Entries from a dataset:
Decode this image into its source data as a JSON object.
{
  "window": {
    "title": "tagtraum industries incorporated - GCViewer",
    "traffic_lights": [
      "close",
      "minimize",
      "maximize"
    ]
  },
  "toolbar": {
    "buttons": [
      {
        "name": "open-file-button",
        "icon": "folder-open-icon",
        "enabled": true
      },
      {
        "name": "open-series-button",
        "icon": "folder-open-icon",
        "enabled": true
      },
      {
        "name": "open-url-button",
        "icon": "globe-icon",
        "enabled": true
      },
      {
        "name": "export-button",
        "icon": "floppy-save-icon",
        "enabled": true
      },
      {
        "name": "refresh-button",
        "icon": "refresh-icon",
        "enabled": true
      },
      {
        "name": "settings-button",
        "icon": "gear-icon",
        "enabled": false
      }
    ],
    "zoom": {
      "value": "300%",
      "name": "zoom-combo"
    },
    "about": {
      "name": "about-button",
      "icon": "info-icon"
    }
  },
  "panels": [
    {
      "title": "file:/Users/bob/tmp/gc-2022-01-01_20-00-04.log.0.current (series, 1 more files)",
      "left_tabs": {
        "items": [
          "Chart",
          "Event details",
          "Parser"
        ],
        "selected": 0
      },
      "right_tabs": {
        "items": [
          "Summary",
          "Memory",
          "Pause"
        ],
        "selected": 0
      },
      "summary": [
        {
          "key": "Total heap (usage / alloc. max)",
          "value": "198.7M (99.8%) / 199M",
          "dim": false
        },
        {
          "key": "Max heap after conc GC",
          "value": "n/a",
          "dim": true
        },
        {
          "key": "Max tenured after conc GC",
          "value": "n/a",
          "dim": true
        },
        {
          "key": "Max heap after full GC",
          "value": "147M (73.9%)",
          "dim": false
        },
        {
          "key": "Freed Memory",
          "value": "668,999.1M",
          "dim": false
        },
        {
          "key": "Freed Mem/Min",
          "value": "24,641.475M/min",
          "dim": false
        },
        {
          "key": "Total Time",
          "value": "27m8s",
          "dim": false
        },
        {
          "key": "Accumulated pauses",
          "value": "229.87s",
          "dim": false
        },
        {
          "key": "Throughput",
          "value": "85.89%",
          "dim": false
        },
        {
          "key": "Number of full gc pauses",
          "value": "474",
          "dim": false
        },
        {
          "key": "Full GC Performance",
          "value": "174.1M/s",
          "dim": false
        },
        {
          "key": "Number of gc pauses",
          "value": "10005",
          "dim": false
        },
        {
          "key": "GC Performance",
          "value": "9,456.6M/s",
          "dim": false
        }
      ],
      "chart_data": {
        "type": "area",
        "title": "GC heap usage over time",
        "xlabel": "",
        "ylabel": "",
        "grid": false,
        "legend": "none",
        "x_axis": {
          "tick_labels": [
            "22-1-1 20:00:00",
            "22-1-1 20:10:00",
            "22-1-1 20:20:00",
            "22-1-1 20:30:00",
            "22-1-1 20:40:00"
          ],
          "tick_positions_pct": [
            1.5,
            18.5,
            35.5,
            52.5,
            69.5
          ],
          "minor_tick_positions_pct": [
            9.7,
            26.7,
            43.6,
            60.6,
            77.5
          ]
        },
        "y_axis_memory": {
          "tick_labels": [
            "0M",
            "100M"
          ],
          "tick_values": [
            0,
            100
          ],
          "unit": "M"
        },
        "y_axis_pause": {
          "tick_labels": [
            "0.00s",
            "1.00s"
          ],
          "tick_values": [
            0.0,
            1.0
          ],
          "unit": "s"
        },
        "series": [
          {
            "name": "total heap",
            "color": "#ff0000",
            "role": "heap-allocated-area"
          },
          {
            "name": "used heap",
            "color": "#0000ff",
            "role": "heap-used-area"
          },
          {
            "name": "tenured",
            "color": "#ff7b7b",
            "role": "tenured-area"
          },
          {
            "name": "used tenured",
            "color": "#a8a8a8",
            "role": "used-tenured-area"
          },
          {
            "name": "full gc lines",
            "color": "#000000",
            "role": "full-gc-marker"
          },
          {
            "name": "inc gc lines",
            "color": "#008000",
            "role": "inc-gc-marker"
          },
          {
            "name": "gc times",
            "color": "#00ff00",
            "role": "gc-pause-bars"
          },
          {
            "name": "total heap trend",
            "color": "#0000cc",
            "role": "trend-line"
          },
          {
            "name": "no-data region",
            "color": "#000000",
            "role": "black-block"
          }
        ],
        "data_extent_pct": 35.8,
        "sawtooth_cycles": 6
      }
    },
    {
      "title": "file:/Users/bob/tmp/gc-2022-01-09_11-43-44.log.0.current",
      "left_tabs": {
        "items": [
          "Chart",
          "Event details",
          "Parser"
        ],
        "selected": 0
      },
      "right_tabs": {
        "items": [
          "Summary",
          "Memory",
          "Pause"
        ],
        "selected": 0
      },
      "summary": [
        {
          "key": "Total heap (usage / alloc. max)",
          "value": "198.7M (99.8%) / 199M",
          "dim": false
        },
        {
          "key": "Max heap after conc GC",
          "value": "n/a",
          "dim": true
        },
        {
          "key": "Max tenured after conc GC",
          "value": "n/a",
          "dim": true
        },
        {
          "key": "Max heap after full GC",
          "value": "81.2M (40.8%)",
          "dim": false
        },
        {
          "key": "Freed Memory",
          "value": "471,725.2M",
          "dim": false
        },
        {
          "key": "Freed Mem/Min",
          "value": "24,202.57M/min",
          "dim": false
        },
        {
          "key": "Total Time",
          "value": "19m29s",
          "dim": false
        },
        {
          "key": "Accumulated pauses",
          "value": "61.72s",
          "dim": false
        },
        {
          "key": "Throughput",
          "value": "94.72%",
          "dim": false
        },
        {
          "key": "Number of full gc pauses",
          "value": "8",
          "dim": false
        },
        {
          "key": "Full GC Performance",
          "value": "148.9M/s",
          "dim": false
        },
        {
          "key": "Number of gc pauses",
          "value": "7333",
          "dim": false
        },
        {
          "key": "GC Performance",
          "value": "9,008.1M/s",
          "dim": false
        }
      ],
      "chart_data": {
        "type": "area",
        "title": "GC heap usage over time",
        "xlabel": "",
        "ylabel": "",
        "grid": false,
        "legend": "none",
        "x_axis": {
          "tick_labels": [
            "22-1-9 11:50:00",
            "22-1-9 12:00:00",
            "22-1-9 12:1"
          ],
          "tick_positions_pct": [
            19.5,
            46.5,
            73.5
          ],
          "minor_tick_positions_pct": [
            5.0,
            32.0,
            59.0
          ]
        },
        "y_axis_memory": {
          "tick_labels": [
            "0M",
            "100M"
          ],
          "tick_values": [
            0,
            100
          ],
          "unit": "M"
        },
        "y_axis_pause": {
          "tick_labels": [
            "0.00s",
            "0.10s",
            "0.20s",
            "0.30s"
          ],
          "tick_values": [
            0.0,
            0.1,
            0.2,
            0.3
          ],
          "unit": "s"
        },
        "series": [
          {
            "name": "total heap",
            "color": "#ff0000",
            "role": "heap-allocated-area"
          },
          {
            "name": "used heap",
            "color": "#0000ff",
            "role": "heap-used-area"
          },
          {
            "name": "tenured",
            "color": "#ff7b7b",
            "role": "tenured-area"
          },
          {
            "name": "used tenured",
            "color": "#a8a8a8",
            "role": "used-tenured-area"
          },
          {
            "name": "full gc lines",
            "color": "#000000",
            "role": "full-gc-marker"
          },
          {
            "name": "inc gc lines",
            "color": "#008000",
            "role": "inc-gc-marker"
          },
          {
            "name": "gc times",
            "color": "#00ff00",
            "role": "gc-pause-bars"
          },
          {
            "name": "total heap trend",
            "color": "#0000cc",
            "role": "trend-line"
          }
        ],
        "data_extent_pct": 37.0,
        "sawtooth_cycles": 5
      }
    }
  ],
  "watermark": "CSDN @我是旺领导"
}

Work to do:
Go through the material above line by line and copy it exactly.

The answer:
Decode this image into its source data as a JSON object.
{
  "window": {
    "title": "tagtraum industries incorporated - GCViewer",
    "traffic_lights": [
      "close",
      "minimize",
      "maximize"
    ]
  },
  "toolbar": {
    "buttons": [
      {
        "name": "open-file-button",
        "icon": "folder-open-icon",
        "enabled": true
      },
      {
        "name": "open-series-button",
        "icon": "folder-open-icon",
        "enabled": true
      },
      {
        "name": "open-url-button",
        "icon": "globe-icon",
        "enabled": true
      },
      {
        "name": "export-button",
        "icon": "floppy-save-icon",
        "enabled": true
      },
      {
        "name": "refresh-button",
        "icon": "refresh-icon",
        "enabled": true
      },
      {
        "name": "settings-button",
        "icon": "gear-icon",
        "enabled": false
      }
    ],
    "zoom": {
      "value": "300%",
      "name": "zoom-combo"
    },
    "about": {
      "name": "about-button",
      "icon": "info-icon"
    }
  },
  "panels": [
    {
      "title": "file:/Users/bob/tmp/gc-2022-01-01_20-00-04.log.0.current (series, 1 more files)",
      "left_tabs": {
        "items": [
          "Chart",
          "Event details",
          "Parser"
        ],
        "selected": 0
      },
      "right_tabs": {
        "items": [
          "Summary",
          "Memory",
          "Pause"
        ],
        "selected": 0
      },
      "summary": [
        {
          "key": "Total heap (usage / alloc. max)",
          "value": "198.7M (99.8%) / 199M",
          "dim": false
        },
        {
          "key": "Max heap after conc GC",
          "value": "n/a",
          "dim": true
        },
        {
          "key": "Max tenured after conc GC",
          "value": "n/a",
          "dim": true
        },
        {
          "key": "Max heap after full GC",
          "value": "147M (73.9%)",
          "dim": false
        },
        {
          "key": "Freed Memory",
          "value": "668,999.1M",
          "dim": false
        },
        {
          "key": "Freed Mem/Min",
          "value": "24,641.475M/min",
          "dim": false
        },
        {
          "key": "Total Time",
          "value": "27m8s",
          "dim": false
        },
        {
          "key": "Accumulated pauses",
          "value": "229.87s",
          "dim": false
        },
        {
          "key": "Throughput",
          "value": "85.89%",
          "dim": false
        },
        {
          "key": "Number of full gc pauses",
          "value": "474",
          "dim": false
        },
        {
          "key": "Full GC Performance",
          "value": "174.1M/s",
          "dim": false
        },
        {
          "key": "Number of gc pauses",
          "value": "10005",
          "dim": false
        },
        {
          "key": "GC Performance",
          "value": "9,456.6M/s",
          "dim": false
        }
      ],
      "chart_data": {
        "type": "area",
        "title": "GC heap usage over time",
        "xlabel": "",
        "ylabel": "",
        "grid": false,
        "legend": "none",
        "x_axis": {
          "tick_labels": [
            "22-1-1 20:00:00",
            "22-1-1 20:10:00",
            "22-1-1 20:20:00",
            "22-1-1 20:30:00",
            "22-1-1 20:40:00"
          ],
          "tick_positions_pct": [
            1.5,
            18.5,
            35.5,
            52.5,
            69.5
          ],
          "minor_tick_positions_pct": [
            9.7,
            26.7,
            43.6,
            60.6,
            77.5
          ]
        },
        "y_axis_memory": {
          "tick_labels": [
            "0M",
            "100M"
          ],
          "tick_values": [
            0,
            100
          ],
          "unit": "M"
        },
        "y_axis_pause": {
          "tick_labels": [
            "0.00s",
            "1.00s"
          ],
          "tick_values": [
            0.0,
            1.0
          ],
          "unit": "s"
        },
        "series": [
          {
            "name": "total heap",
            "color": "#ff0000",
            "role": "heap-allocated-area"
          },
          {
            "name": "used heap",
            "color": "#0000ff",
            "role": "heap-used-area"
          },
          {
            "name": "tenured",
            "color": "#ff7b7b",
            "role": "tenured-area"
          },
          {
            "name": "used tenured",
            "color": "#a8a8a8",
            "role": "used-tenured-area"
          },
          {
            "name": "full gc lines",
            "color": "#000000",
            "role": "full-gc-marker"
          },
          {
            "name": "inc gc lines",
            "color": "#008000",
            "role": "inc-gc-marker"
          },
          {
            "name": "gc times",
            "color": "#00ff00",
            "role": "gc-pause-bars"
          },
          {
            "name": "total heap trend",
            "color": "#0000cc",
            "role": "trend-line"
          },
          {
            "name": "no-data region",
            "color": "#000000",
            "role": "black-block"
          }
        ],
        "data_extent_pct": 35.8,
        "sawtooth_cycles": 6
      }
    },
    {
      "title": "file:/Users/bob/tmp/gc-2022-01-09_11-43-44.log.0.current",
      "left_tabs": {
        "items": [
          "Chart",
          "Event details",
          "Parser"
        ],
        "selected": 0
      },
      "right_tabs": {
        "items": [
          "Summary",
          "Memory",
          "Pause"
        ],
        "selected": 0
      },
      "summary": [
        {
          "key": "Total heap (usage / alloc. max)",
          "value": "198.7M (99.8%) / 199M",
          "dim": false
        },
        {
          "key": "Max heap after conc GC",
          "value": "n/a",
          "dim": true
        },
        {
          "key": "Max tenured after conc GC",
          "value": "n/a",
          "dim": true
        },
        {
          "key": "Max heap after full GC",
          "value": "81.2M (40.8%)",
          "dim": false
        },
        {
          "key": "Freed Memory",
          "value": "471,725.2M",
          "dim": false
        },
        {
          "key": "Freed Mem/Min",
          "value": "24,202.57M/min",
          "dim": false
        },
        {
          "key": "Total Time",
          "value": "19m29s",
          "dim": false
        },
        {
          "key": "Accumulated pauses",
          "value": "61.72s",
          "dim": false
        },
        {
          "key": "Throughput",
          "value": "94.72%",
          "dim": false
        },
        {
          "key": "Number of full gc pauses",
          "value": "8",
          "dim": false
        },
        {
          "key": "Full GC Performance",
          "value": "148.9M/s",
          "dim": false
        },
        {
          "key": "Number of gc pauses",
          "value": "7333",
          "dim": false
        },
        {
          "key": "GC Performance",
          "value": "9,008.1M/s",
          "dim": false
        }
      ],
      "chart_data": {
        "type": "area",
        "title": "GC heap usage over time",
        "xlabel": "",
        "ylabel": "",
        "grid": false,
        "legend": "none",
        "x_axis": {
          "tick_labels": [
            "22-1-9 11:50:00",
            "22-1-9 12:00:00",
            "22-1-9 12:1"
          ],
          "tick_positions_pct": [
            19.5,
            46.5,
            73.5
          ],
          "minor_tick_positions_pct": [
            5.0,
            32.0,
            59.0
          ]
        },
        "y_axis_memory": {
          "tick_labels": [
            "0M",
            "100M"
          ],
          "tick_values": [
            0,
            100
          ],
          "unit": "M"
        },
        "y_axis_pause": {
          "tick_labels": [
            "0.00s",
            "0.10s",
            "0.20s",
            "0.30s"
          ],
          "tick_values": [
            0.0,
            0.1,
            0.2,
            0.3
          ],
          "unit": "s"
        },
        "series": [
          {
            "name": "total heap",
            "color": "#ff0000",
            "role": "heap-allocated-area"
          },
          {
            "name": "used heap",
            "color": "#0000ff",
            "role": "heap-used-area"
          },
          {
            "name": "tenured",
            "color": "#ff7b7b",
            "role": "tenured-area"
          },
          {
            "name": "used tenured",
            "color": "#a8a8a8",
            "role": "used-tenured-area"
          },
          {
            "name": "full gc lines",
            "color": "#000000",
            "role": "full-gc-marker"
          },
          {
            "name": "inc gc lines",
            "color": "#008000",
            "role": "inc-gc-marker"
          },
          {
            "name": "gc times",
            "color": "#00ff00",
            "role": "gc-pause-bars"
          },
          {
            "name": "total heap trend",
            "color": "#0000cc",
            "role": "trend-line"
          }
        ],
        "data_extent_pct": 37.0,
        "sawtooth_cycles": 5
      }
    }
  ],
  "watermark": "CSDN @我是旺领导"
}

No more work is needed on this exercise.